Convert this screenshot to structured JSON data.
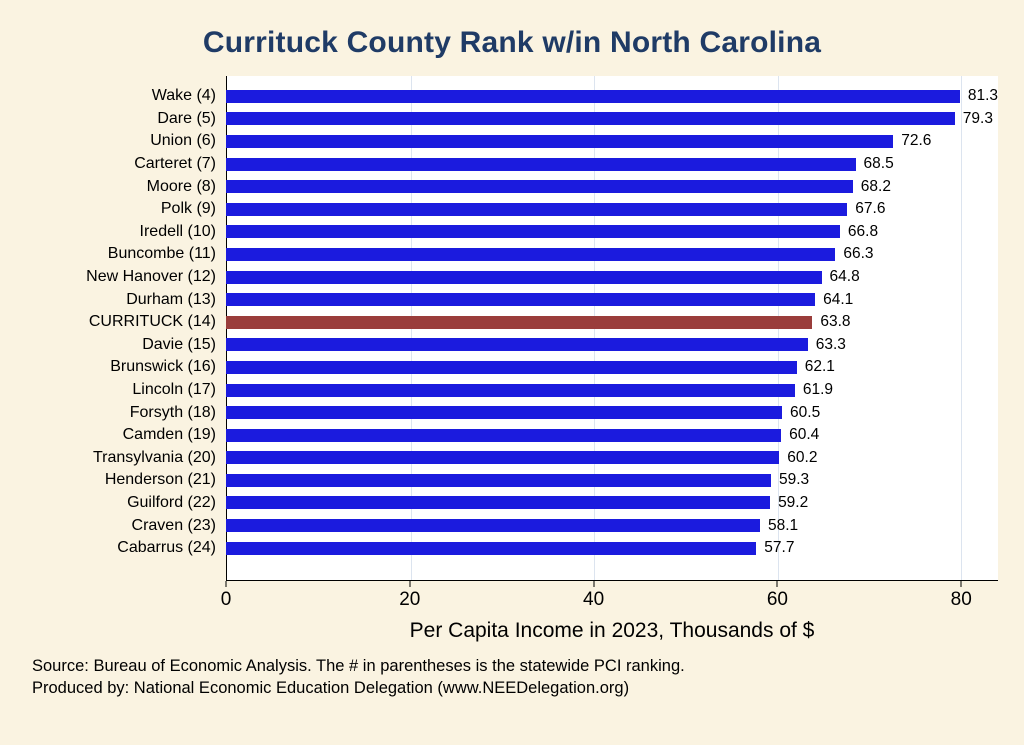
{
  "title": "Currituck County Rank w/in North Carolina",
  "chart_data": {
    "type": "bar",
    "orientation": "horizontal",
    "title": "Currituck County Rank w/in North Carolina",
    "categories": [
      "Wake  (4)",
      "Dare  (5)",
      "Union  (6)",
      "Carteret  (7)",
      "Moore  (8)",
      "Polk  (9)",
      "Iredell  (10)",
      "Buncombe (11)",
      "New Hanover (12)",
      "Durham (13)",
      "CURRITUCK (14)",
      "Davie  (15)",
      "Brunswick (16)",
      "Lincoln (17)",
      "Forsyth (18)",
      "Camden (19)",
      "Transylvania (20)",
      "Henderson (21)",
      "Guilford (22)",
      "Craven (23)",
      "Cabarrus (24)"
    ],
    "values": [
      81.3,
      79.3,
      72.6,
      68.5,
      68.2,
      67.6,
      66.8,
      66.3,
      64.8,
      64.1,
      63.8,
      63.3,
      62.1,
      61.9,
      60.5,
      60.4,
      60.2,
      59.3,
      59.2,
      58.1,
      57.7
    ],
    "highlight_category": "CURRITUCK (14)",
    "xlabel": "Per Capita Income in 2023, Thousands of $",
    "ylabel": "",
    "x_ticks": [
      0,
      20,
      40,
      60,
      80
    ],
    "xlim": [
      0,
      84
    ],
    "grid": true,
    "value_labels": true,
    "legend": "none"
  },
  "colors": {
    "background": "#FAF3E1",
    "plot_background": "#FFFFFF",
    "bar": "#1B1BDE",
    "highlight_bar": "#9A3D3B",
    "title": "#1F3B66",
    "gridline": "#DCE4EF"
  },
  "footer": {
    "source_line": "Source: Bureau of Economic Analysis. The # in parentheses is the statewide PCI ranking.",
    "produced_line": "Produced by: National Economic Education Delegation (www.NEEDelegation.org)"
  }
}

- [TASK GOAL]: Pull every line containing "North" out of the data above.

- [FINISHED TASK]:
  "title": "Currituck County Rank w/in North Carolina",
    "title": "Currituck County Rank w/in North Carolina",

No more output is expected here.